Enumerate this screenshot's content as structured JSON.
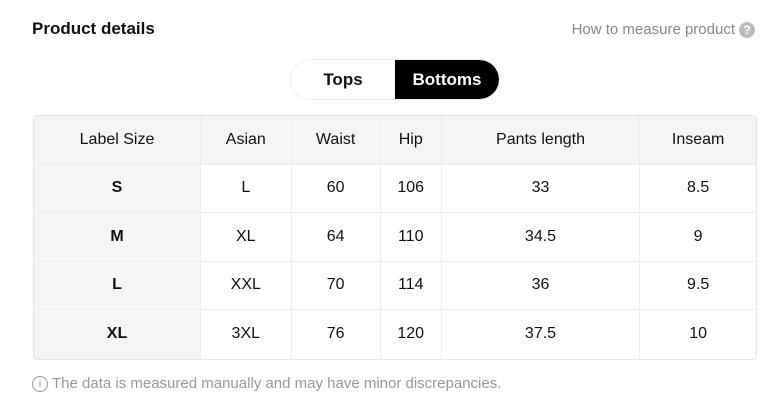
{
  "header": {
    "title": "Product details",
    "measure_link": "How to measure product",
    "measure_icon": "question-circle-icon"
  },
  "tabs": [
    {
      "label": "Tops",
      "active": false
    },
    {
      "label": "Bottoms",
      "active": true
    }
  ],
  "table": {
    "columns": [
      "Label Size",
      "Asian",
      "Waist",
      "Hip",
      "Pants length",
      "Inseam"
    ],
    "rows": [
      [
        "S",
        "L",
        "60",
        "106",
        "33",
        "8.5"
      ],
      [
        "M",
        "XL",
        "64",
        "110",
        "34.5",
        "9"
      ],
      [
        "L",
        "XXL",
        "70",
        "114",
        "36",
        "9.5"
      ],
      [
        "XL",
        "3XL",
        "76",
        "120",
        "37.5",
        "10"
      ]
    ]
  },
  "footer": {
    "note": "The data is measured manually and may have minor discrepancies.",
    "icon": "info-icon"
  }
}
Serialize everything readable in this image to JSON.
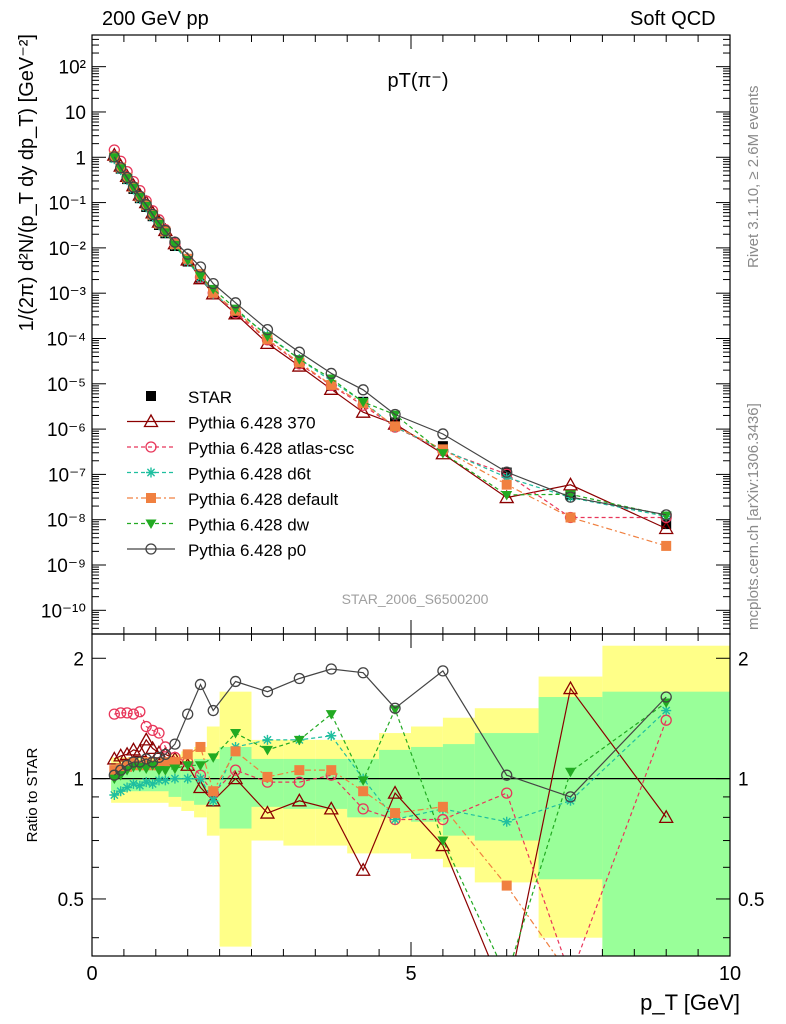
{
  "header": {
    "left": "200 GeV pp",
    "right": "Soft QCD"
  },
  "side": {
    "top": "Rivet 3.1.10, ≥ 2.6M events",
    "bottom": "mcplots.cern.ch [arXiv:1306.3436]"
  },
  "watermark": "STAR_2006_S6500200",
  "chart_data": {
    "type": "line",
    "title": "pT(π⁻)",
    "xlabel": "p_T [GeV]",
    "ylabel": "1/(2π) d²N/(p_T dy dp_T) [GeV⁻²]",
    "ratio_ylabel": "Ratio to STAR",
    "xlim": [
      0,
      10
    ],
    "ylim": [
      3e-11,
      500
    ],
    "ylog": true,
    "ratio_ylim": [
      0.36,
      2.3
    ],
    "ratio_ylog": true,
    "x_ticks": [
      "0",
      "5",
      "10"
    ],
    "y_ticks": [
      "10⁻¹⁰",
      "10⁻⁹",
      "10⁻⁸",
      "10⁻⁷",
      "10⁻⁶",
      "10⁻⁵",
      "10⁻⁴",
      "10⁻³",
      "10⁻²",
      "10⁻¹",
      "1",
      "10",
      "10²"
    ],
    "ratio_ticks": [
      "0.5",
      "1",
      "2"
    ],
    "legend_position": "middle-left",
    "x": [
      0.35,
      0.45,
      0.55,
      0.65,
      0.75,
      0.85,
      0.95,
      1.05,
      1.15,
      1.3,
      1.5,
      1.7,
      1.9,
      2.25,
      2.75,
      3.25,
      3.75,
      4.25,
      4.75,
      5.5,
      6.5,
      7.5,
      9.0
    ],
    "star": [
      1.0,
      0.56,
      0.33,
      0.2,
      0.125,
      0.08,
      0.05,
      0.032,
      0.021,
      0.011,
      0.005,
      0.0022,
      0.0011,
      0.00035,
      9.5e-05,
      2.8e-05,
      9e-06,
      4e-06,
      1.4e-06,
      4.2e-07,
      1.1e-07,
      3.5e-08,
      8e-09
    ],
    "band_edges": [
      0.3,
      1.2,
      1.4,
      1.6,
      1.8,
      2.0,
      2.5,
      3.0,
      3.5,
      4.0,
      4.5,
      5.0,
      5.5,
      6.0,
      7.0,
      8.0,
      10.0
    ],
    "band_inner": [
      [
        0.93,
        1.07
      ],
      [
        0.9,
        1.08
      ],
      [
        0.88,
        1.1
      ],
      [
        0.86,
        1.12
      ],
      [
        0.85,
        1.12
      ],
      [
        0.75,
        1.2
      ],
      [
        0.85,
        1.12
      ],
      [
        0.84,
        1.12
      ],
      [
        0.84,
        1.12
      ],
      [
        0.8,
        1.12
      ],
      [
        0.8,
        1.18
      ],
      [
        0.78,
        1.2
      ],
      [
        0.72,
        1.22
      ],
      [
        0.7,
        1.3
      ],
      [
        0.56,
        1.6
      ],
      [
        0.36,
        1.65
      ]
    ],
    "band_outer": [
      [
        0.87,
        1.13
      ],
      [
        0.85,
        1.15
      ],
      [
        0.83,
        1.17
      ],
      [
        0.8,
        1.2
      ],
      [
        0.72,
        1.35
      ],
      [
        0.38,
        1.65
      ],
      [
        0.7,
        1.25
      ],
      [
        0.68,
        1.25
      ],
      [
        0.68,
        1.25
      ],
      [
        0.65,
        1.25
      ],
      [
        0.65,
        1.3
      ],
      [
        0.63,
        1.35
      ],
      [
        0.6,
        1.42
      ],
      [
        0.55,
        1.5
      ],
      [
        0.4,
        1.8
      ],
      [
        0.36,
        2.15
      ]
    ],
    "series": [
      {
        "name": "STAR",
        "color": "#000000",
        "marker": "square-filled",
        "dash": "none",
        "ratio": [
          1,
          1,
          1,
          1,
          1,
          1,
          1,
          1,
          1,
          1,
          1,
          1,
          1,
          1,
          1,
          1,
          1,
          1,
          1,
          1,
          1,
          1,
          1
        ]
      },
      {
        "name": "Pythia 6.428 370",
        "color": "#8b0000",
        "marker": "triangle-open",
        "dash": "none",
        "ratio": [
          1.12,
          1.14,
          1.15,
          1.18,
          1.17,
          1.25,
          1.19,
          1.16,
          1.15,
          1.12,
          1.08,
          0.95,
          0.88,
          1.0,
          0.82,
          0.88,
          0.84,
          0.59,
          0.92,
          0.68,
          0.28,
          1.68,
          0.8
        ]
      },
      {
        "name": "Pythia 6.428 atlas-csc",
        "color": "#e8365a",
        "marker": "circle-open",
        "dash": "4,3",
        "ratio": [
          1.45,
          1.46,
          1.46,
          1.45,
          1.47,
          1.35,
          1.32,
          1.3,
          1.2,
          1.13,
          1.1,
          1.02,
          0.92,
          1.05,
          0.98,
          0.98,
          1.02,
          0.84,
          0.79,
          0.79,
          0.92,
          0.32,
          1.4
        ]
      },
      {
        "name": "Pythia 6.428 d6t",
        "color": "#1fbf9f",
        "marker": "star",
        "dash": "4,3",
        "ratio": [
          0.91,
          0.93,
          0.95,
          0.97,
          0.96,
          0.98,
          0.97,
          0.99,
          0.99,
          1.0,
          1.0,
          1.0,
          0.88,
          1.2,
          1.25,
          1.25,
          1.28,
          1.0,
          0.79,
          0.84,
          0.78,
          0.88,
          1.48
        ]
      },
      {
        "name": "Pythia 6.428 default",
        "color": "#f08040",
        "marker": "square-filled",
        "dash": "6,3,2,3",
        "ratio": [
          1.05,
          1.06,
          1.07,
          1.1,
          1.08,
          1.1,
          1.08,
          1.08,
          1.1,
          1.1,
          1.15,
          1.2,
          0.93,
          1.17,
          1.01,
          1.05,
          1.05,
          0.93,
          0.82,
          0.85,
          0.54,
          0.32,
          0.33
        ]
      },
      {
        "name": "Pythia 6.428 dw",
        "color": "#22aa22",
        "marker": "triangle-down-filled",
        "dash": "4,3",
        "ratio": [
          1.0,
          1.02,
          1.05,
          1.07,
          1.07,
          1.06,
          1.08,
          1.05,
          1.05,
          1.06,
          1.08,
          1.08,
          1.13,
          1.3,
          1.18,
          1.25,
          1.45,
          0.99,
          1.49,
          0.7,
          0.32,
          1.04,
          1.55
        ]
      },
      {
        "name": "Pythia 6.428 p0",
        "color": "#444444",
        "marker": "circle-open",
        "dash": "none",
        "ratio": [
          1.02,
          1.05,
          1.08,
          1.1,
          1.1,
          1.12,
          1.1,
          1.13,
          1.15,
          1.22,
          1.45,
          1.72,
          1.48,
          1.75,
          1.65,
          1.78,
          1.88,
          1.84,
          1.5,
          1.86,
          1.02,
          0.9,
          1.6
        ]
      }
    ]
  }
}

WORK INSTRUCTIONS:
Transcribe the listing in full and omit the pictures.

ANSWER FOR THIS EXERCISE:
Enumerate this screenshot's content as structured JSON.
{
  "header": {
    "title": "Product details",
    "measure_link": "How to measure product",
    "measure_icon": "question-circle-icon"
  },
  "tabs": [
    {
      "label": "Tops",
      "active": false
    },
    {
      "label": "Bottoms",
      "active": true
    }
  ],
  "table": {
    "columns": [
      "Label Size",
      "Asian",
      "Waist",
      "Hip",
      "Pants length",
      "Inseam"
    ],
    "rows": [
      [
        "S",
        "L",
        "60",
        "106",
        "33",
        "8.5"
      ],
      [
        "M",
        "XL",
        "64",
        "110",
        "34.5",
        "9"
      ],
      [
        "L",
        "XXL",
        "70",
        "114",
        "36",
        "9.5"
      ],
      [
        "XL",
        "3XL",
        "76",
        "120",
        "37.5",
        "10"
      ]
    ]
  },
  "footer": {
    "note": "The data is measured manually and may have minor discrepancies.",
    "icon": "info-icon"
  }
}
Serialize everything readable in this image to JSON.
{
  "header": {
    "left": "200 GeV pp",
    "right": "Soft QCD"
  },
  "side": {
    "top": "Rivet 3.1.10, ≥ 2.6M events",
    "bottom": "mcplots.cern.ch [arXiv:1306.3436]"
  },
  "watermark": "STAR_2006_S6500200",
  "chart_data": {
    "type": "line",
    "title": "pT(π⁻)",
    "xlabel": "p_T [GeV]",
    "ylabel": "1/(2π) d²N/(p_T dy dp_T) [GeV⁻²]",
    "ratio_ylabel": "Ratio to STAR",
    "xlim": [
      0,
      10
    ],
    "ylim": [
      3e-11,
      500
    ],
    "ylog": true,
    "ratio_ylim": [
      0.36,
      2.3
    ],
    "ratio_ylog": true,
    "x_ticks": [
      "0",
      "5",
      "10"
    ],
    "y_ticks": [
      "10⁻¹⁰",
      "10⁻⁹",
      "10⁻⁸",
      "10⁻⁷",
      "10⁻⁶",
      "10⁻⁵",
      "10⁻⁴",
      "10⁻³",
      "10⁻²",
      "10⁻¹",
      "1",
      "10",
      "10²"
    ],
    "ratio_ticks": [
      "0.5",
      "1",
      "2"
    ],
    "legend_position": "middle-left",
    "x": [
      0.35,
      0.45,
      0.55,
      0.65,
      0.75,
      0.85,
      0.95,
      1.05,
      1.15,
      1.3,
      1.5,
      1.7,
      1.9,
      2.25,
      2.75,
      3.25,
      3.75,
      4.25,
      4.75,
      5.5,
      6.5,
      7.5,
      9.0
    ],
    "star": [
      1.0,
      0.56,
      0.33,
      0.2,
      0.125,
      0.08,
      0.05,
      0.032,
      0.021,
      0.011,
      0.005,
      0.0022,
      0.0011,
      0.00035,
      9.5e-05,
      2.8e-05,
      9e-06,
      4e-06,
      1.4e-06,
      4.2e-07,
      1.1e-07,
      3.5e-08,
      8e-09
    ],
    "band_edges": [
      0.3,
      1.2,
      1.4,
      1.6,
      1.8,
      2.0,
      2.5,
      3.0,
      3.5,
      4.0,
      4.5,
      5.0,
      5.5,
      6.0,
      7.0,
      8.0,
      10.0
    ],
    "band_inner": [
      [
        0.93,
        1.07
      ],
      [
        0.9,
        1.08
      ],
      [
        0.88,
        1.1
      ],
      [
        0.86,
        1.12
      ],
      [
        0.85,
        1.12
      ],
      [
        0.75,
        1.2
      ],
      [
        0.85,
        1.12
      ],
      [
        0.84,
        1.12
      ],
      [
        0.84,
        1.12
      ],
      [
        0.8,
        1.12
      ],
      [
        0.8,
        1.18
      ],
      [
        0.78,
        1.2
      ],
      [
        0.72,
        1.22
      ],
      [
        0.7,
        1.3
      ],
      [
        0.56,
        1.6
      ],
      [
        0.36,
        1.65
      ]
    ],
    "band_outer": [
      [
        0.87,
        1.13
      ],
      [
        0.85,
        1.15
      ],
      [
        0.83,
        1.17
      ],
      [
        0.8,
        1.2
      ],
      [
        0.72,
        1.35
      ],
      [
        0.38,
        1.65
      ],
      [
        0.7,
        1.25
      ],
      [
        0.68,
        1.25
      ],
      [
        0.68,
        1.25
      ],
      [
        0.65,
        1.25
      ],
      [
        0.65,
        1.3
      ],
      [
        0.63,
        1.35
      ],
      [
        0.6,
        1.42
      ],
      [
        0.55,
        1.5
      ],
      [
        0.4,
        1.8
      ],
      [
        0.36,
        2.15
      ]
    ],
    "series": [
      {
        "name": "STAR",
        "color": "#000000",
        "marker": "square-filled",
        "dash": "none",
        "ratio": [
          1,
          1,
          1,
          1,
          1,
          1,
          1,
          1,
          1,
          1,
          1,
          1,
          1,
          1,
          1,
          1,
          1,
          1,
          1,
          1,
          1,
          1,
          1
        ]
      },
      {
        "name": "Pythia 6.428 370",
        "color": "#8b0000",
        "marker": "triangle-open",
        "dash": "none",
        "ratio": [
          1.12,
          1.14,
          1.15,
          1.18,
          1.17,
          1.25,
          1.19,
          1.16,
          1.15,
          1.12,
          1.08,
          0.95,
          0.88,
          1.0,
          0.82,
          0.88,
          0.84,
          0.59,
          0.92,
          0.68,
          0.28,
          1.68,
          0.8
        ]
      },
      {
        "name": "Pythia 6.428 atlas-csc",
        "color": "#e8365a",
        "marker": "circle-open",
        "dash": "4,3",
        "ratio": [
          1.45,
          1.46,
          1.46,
          1.45,
          1.47,
          1.35,
          1.32,
          1.3,
          1.2,
          1.13,
          1.1,
          1.02,
          0.92,
          1.05,
          0.98,
          0.98,
          1.02,
          0.84,
          0.79,
          0.79,
          0.92,
          0.32,
          1.4
        ]
      },
      {
        "name": "Pythia 6.428 d6t",
        "color": "#1fbf9f",
        "marker": "star",
        "dash": "4,3",
        "ratio": [
          0.91,
          0.93,
          0.95,
          0.97,
          0.96,
          0.98,
          0.97,
          0.99,
          0.99,
          1.0,
          1.0,
          1.0,
          0.88,
          1.2,
          1.25,
          1.25,
          1.28,
          1.0,
          0.79,
          0.84,
          0.78,
          0.88,
          1.48
        ]
      },
      {
        "name": "Pythia 6.428 default",
        "color": "#f08040",
        "marker": "square-filled",
        "dash": "6,3,2,3",
        "ratio": [
          1.05,
          1.06,
          1.07,
          1.1,
          1.08,
          1.1,
          1.08,
          1.08,
          1.1,
          1.1,
          1.15,
          1.2,
          0.93,
          1.17,
          1.01,
          1.05,
          1.05,
          0.93,
          0.82,
          0.85,
          0.54,
          0.32,
          0.33
        ]
      },
      {
        "name": "Pythia 6.428 dw",
        "color": "#22aa22",
        "marker": "triangle-down-filled",
        "dash": "4,3",
        "ratio": [
          1.0,
          1.02,
          1.05,
          1.07,
          1.07,
          1.06,
          1.08,
          1.05,
          1.05,
          1.06,
          1.08,
          1.08,
          1.13,
          1.3,
          1.18,
          1.25,
          1.45,
          0.99,
          1.49,
          0.7,
          0.32,
          1.04,
          1.55
        ]
      },
      {
        "name": "Pythia 6.428 p0",
        "color": "#444444",
        "marker": "circle-open",
        "dash": "none",
        "ratio": [
          1.02,
          1.05,
          1.08,
          1.1,
          1.1,
          1.12,
          1.1,
          1.13,
          1.15,
          1.22,
          1.45,
          1.72,
          1.48,
          1.75,
          1.65,
          1.78,
          1.88,
          1.84,
          1.5,
          1.86,
          1.02,
          0.9,
          1.6
        ]
      }
    ]
  }
}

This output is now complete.